:: Data provided

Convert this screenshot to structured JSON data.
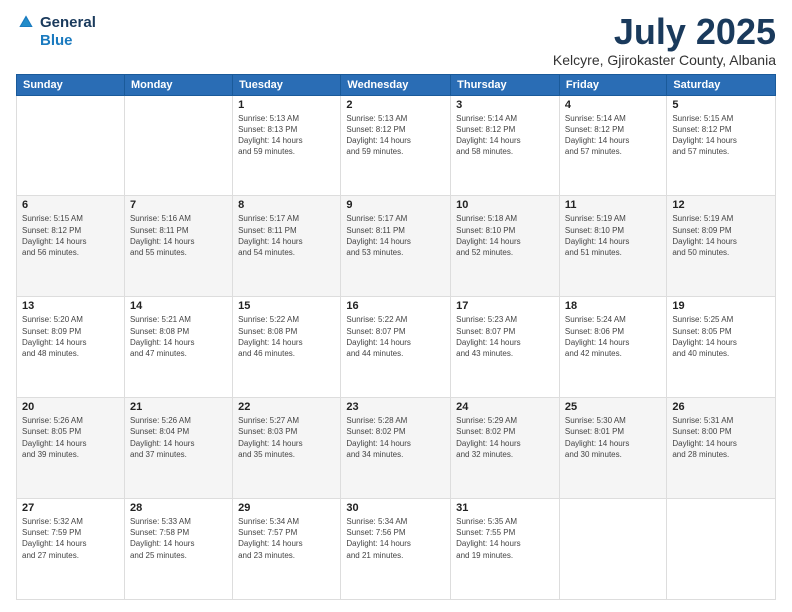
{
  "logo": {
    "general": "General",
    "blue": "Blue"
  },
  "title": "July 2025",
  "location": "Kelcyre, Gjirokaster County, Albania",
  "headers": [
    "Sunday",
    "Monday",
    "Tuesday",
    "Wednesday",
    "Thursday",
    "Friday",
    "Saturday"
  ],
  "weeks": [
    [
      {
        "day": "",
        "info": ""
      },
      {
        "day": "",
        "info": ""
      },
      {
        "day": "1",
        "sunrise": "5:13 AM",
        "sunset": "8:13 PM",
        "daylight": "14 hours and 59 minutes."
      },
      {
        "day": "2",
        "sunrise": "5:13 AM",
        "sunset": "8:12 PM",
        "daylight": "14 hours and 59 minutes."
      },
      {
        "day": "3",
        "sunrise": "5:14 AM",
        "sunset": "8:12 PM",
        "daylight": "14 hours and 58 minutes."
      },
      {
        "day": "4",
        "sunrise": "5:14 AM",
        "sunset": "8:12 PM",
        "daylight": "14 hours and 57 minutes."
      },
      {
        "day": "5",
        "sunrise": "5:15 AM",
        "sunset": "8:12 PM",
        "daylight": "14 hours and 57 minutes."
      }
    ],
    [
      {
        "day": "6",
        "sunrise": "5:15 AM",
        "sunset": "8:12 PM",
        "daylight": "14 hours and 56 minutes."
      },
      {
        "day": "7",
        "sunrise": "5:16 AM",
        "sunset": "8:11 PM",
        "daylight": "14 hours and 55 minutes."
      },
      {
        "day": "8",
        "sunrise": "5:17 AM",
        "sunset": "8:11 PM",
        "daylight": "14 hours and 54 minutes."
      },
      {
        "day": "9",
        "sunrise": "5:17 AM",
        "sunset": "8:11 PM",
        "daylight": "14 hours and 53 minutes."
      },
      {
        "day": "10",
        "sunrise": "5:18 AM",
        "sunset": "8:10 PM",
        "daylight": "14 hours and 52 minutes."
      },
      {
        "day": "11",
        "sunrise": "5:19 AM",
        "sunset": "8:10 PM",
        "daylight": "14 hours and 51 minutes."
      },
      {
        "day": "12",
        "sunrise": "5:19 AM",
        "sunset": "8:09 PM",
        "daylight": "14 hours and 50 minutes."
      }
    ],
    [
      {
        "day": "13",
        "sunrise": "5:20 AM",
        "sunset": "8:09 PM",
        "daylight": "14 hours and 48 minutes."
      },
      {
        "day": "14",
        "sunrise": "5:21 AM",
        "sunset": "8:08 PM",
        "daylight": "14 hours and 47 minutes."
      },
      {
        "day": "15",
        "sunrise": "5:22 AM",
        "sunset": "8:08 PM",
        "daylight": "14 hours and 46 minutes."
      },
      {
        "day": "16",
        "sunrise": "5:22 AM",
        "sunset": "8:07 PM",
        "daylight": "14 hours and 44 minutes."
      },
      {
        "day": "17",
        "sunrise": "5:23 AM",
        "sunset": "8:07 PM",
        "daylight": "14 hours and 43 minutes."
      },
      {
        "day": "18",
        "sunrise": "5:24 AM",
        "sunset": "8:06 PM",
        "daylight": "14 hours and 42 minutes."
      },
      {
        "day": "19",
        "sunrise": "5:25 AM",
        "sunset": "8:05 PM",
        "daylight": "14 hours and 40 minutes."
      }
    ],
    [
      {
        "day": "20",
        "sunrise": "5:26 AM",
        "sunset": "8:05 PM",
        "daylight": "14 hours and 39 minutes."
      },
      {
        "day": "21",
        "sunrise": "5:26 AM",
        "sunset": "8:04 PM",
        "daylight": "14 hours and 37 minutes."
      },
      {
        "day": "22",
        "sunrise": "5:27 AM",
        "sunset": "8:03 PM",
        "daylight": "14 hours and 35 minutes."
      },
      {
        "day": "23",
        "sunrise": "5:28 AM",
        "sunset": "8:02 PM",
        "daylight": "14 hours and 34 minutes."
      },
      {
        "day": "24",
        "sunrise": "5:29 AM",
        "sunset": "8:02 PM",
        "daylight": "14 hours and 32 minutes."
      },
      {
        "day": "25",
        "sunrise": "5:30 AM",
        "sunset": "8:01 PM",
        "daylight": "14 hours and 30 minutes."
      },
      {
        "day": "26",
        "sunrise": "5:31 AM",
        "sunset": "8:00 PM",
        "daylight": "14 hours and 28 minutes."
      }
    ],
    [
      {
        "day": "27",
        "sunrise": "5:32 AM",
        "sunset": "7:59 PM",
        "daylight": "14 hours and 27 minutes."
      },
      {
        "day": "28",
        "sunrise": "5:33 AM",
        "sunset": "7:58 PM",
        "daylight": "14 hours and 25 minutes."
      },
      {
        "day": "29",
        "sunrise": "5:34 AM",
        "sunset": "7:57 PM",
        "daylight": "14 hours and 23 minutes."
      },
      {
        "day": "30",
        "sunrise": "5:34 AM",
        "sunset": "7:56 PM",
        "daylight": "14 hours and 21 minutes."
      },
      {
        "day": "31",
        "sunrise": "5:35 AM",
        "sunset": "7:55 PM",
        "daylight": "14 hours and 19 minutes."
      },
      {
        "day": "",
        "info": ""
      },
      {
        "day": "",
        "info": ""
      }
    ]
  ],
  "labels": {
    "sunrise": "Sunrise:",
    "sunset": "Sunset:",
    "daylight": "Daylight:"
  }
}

::::

Brief
Copy the records exactly as they appear, excluding images.

Answer to the problem
Convert this screenshot to structured JSON data.
{
  "logo": {
    "general": "General",
    "blue": "Blue"
  },
  "title": "July 2025",
  "location": "Kelcyre, Gjirokaster County, Albania",
  "headers": [
    "Sunday",
    "Monday",
    "Tuesday",
    "Wednesday",
    "Thursday",
    "Friday",
    "Saturday"
  ],
  "weeks": [
    [
      {
        "day": "",
        "info": ""
      },
      {
        "day": "",
        "info": ""
      },
      {
        "day": "1",
        "sunrise": "5:13 AM",
        "sunset": "8:13 PM",
        "daylight": "14 hours and 59 minutes."
      },
      {
        "day": "2",
        "sunrise": "5:13 AM",
        "sunset": "8:12 PM",
        "daylight": "14 hours and 59 minutes."
      },
      {
        "day": "3",
        "sunrise": "5:14 AM",
        "sunset": "8:12 PM",
        "daylight": "14 hours and 58 minutes."
      },
      {
        "day": "4",
        "sunrise": "5:14 AM",
        "sunset": "8:12 PM",
        "daylight": "14 hours and 57 minutes."
      },
      {
        "day": "5",
        "sunrise": "5:15 AM",
        "sunset": "8:12 PM",
        "daylight": "14 hours and 57 minutes."
      }
    ],
    [
      {
        "day": "6",
        "sunrise": "5:15 AM",
        "sunset": "8:12 PM",
        "daylight": "14 hours and 56 minutes."
      },
      {
        "day": "7",
        "sunrise": "5:16 AM",
        "sunset": "8:11 PM",
        "daylight": "14 hours and 55 minutes."
      },
      {
        "day": "8",
        "sunrise": "5:17 AM",
        "sunset": "8:11 PM",
        "daylight": "14 hours and 54 minutes."
      },
      {
        "day": "9",
        "sunrise": "5:17 AM",
        "sunset": "8:11 PM",
        "daylight": "14 hours and 53 minutes."
      },
      {
        "day": "10",
        "sunrise": "5:18 AM",
        "sunset": "8:10 PM",
        "daylight": "14 hours and 52 minutes."
      },
      {
        "day": "11",
        "sunrise": "5:19 AM",
        "sunset": "8:10 PM",
        "daylight": "14 hours and 51 minutes."
      },
      {
        "day": "12",
        "sunrise": "5:19 AM",
        "sunset": "8:09 PM",
        "daylight": "14 hours and 50 minutes."
      }
    ],
    [
      {
        "day": "13",
        "sunrise": "5:20 AM",
        "sunset": "8:09 PM",
        "daylight": "14 hours and 48 minutes."
      },
      {
        "day": "14",
        "sunrise": "5:21 AM",
        "sunset": "8:08 PM",
        "daylight": "14 hours and 47 minutes."
      },
      {
        "day": "15",
        "sunrise": "5:22 AM",
        "sunset": "8:08 PM",
        "daylight": "14 hours and 46 minutes."
      },
      {
        "day": "16",
        "sunrise": "5:22 AM",
        "sunset": "8:07 PM",
        "daylight": "14 hours and 44 minutes."
      },
      {
        "day": "17",
        "sunrise": "5:23 AM",
        "sunset": "8:07 PM",
        "daylight": "14 hours and 43 minutes."
      },
      {
        "day": "18",
        "sunrise": "5:24 AM",
        "sunset": "8:06 PM",
        "daylight": "14 hours and 42 minutes."
      },
      {
        "day": "19",
        "sunrise": "5:25 AM",
        "sunset": "8:05 PM",
        "daylight": "14 hours and 40 minutes."
      }
    ],
    [
      {
        "day": "20",
        "sunrise": "5:26 AM",
        "sunset": "8:05 PM",
        "daylight": "14 hours and 39 minutes."
      },
      {
        "day": "21",
        "sunrise": "5:26 AM",
        "sunset": "8:04 PM",
        "daylight": "14 hours and 37 minutes."
      },
      {
        "day": "22",
        "sunrise": "5:27 AM",
        "sunset": "8:03 PM",
        "daylight": "14 hours and 35 minutes."
      },
      {
        "day": "23",
        "sunrise": "5:28 AM",
        "sunset": "8:02 PM",
        "daylight": "14 hours and 34 minutes."
      },
      {
        "day": "24",
        "sunrise": "5:29 AM",
        "sunset": "8:02 PM",
        "daylight": "14 hours and 32 minutes."
      },
      {
        "day": "25",
        "sunrise": "5:30 AM",
        "sunset": "8:01 PM",
        "daylight": "14 hours and 30 minutes."
      },
      {
        "day": "26",
        "sunrise": "5:31 AM",
        "sunset": "8:00 PM",
        "daylight": "14 hours and 28 minutes."
      }
    ],
    [
      {
        "day": "27",
        "sunrise": "5:32 AM",
        "sunset": "7:59 PM",
        "daylight": "14 hours and 27 minutes."
      },
      {
        "day": "28",
        "sunrise": "5:33 AM",
        "sunset": "7:58 PM",
        "daylight": "14 hours and 25 minutes."
      },
      {
        "day": "29",
        "sunrise": "5:34 AM",
        "sunset": "7:57 PM",
        "daylight": "14 hours and 23 minutes."
      },
      {
        "day": "30",
        "sunrise": "5:34 AM",
        "sunset": "7:56 PM",
        "daylight": "14 hours and 21 minutes."
      },
      {
        "day": "31",
        "sunrise": "5:35 AM",
        "sunset": "7:55 PM",
        "daylight": "14 hours and 19 minutes."
      },
      {
        "day": "",
        "info": ""
      },
      {
        "day": "",
        "info": ""
      }
    ]
  ],
  "labels": {
    "sunrise": "Sunrise:",
    "sunset": "Sunset:",
    "daylight": "Daylight:"
  }
}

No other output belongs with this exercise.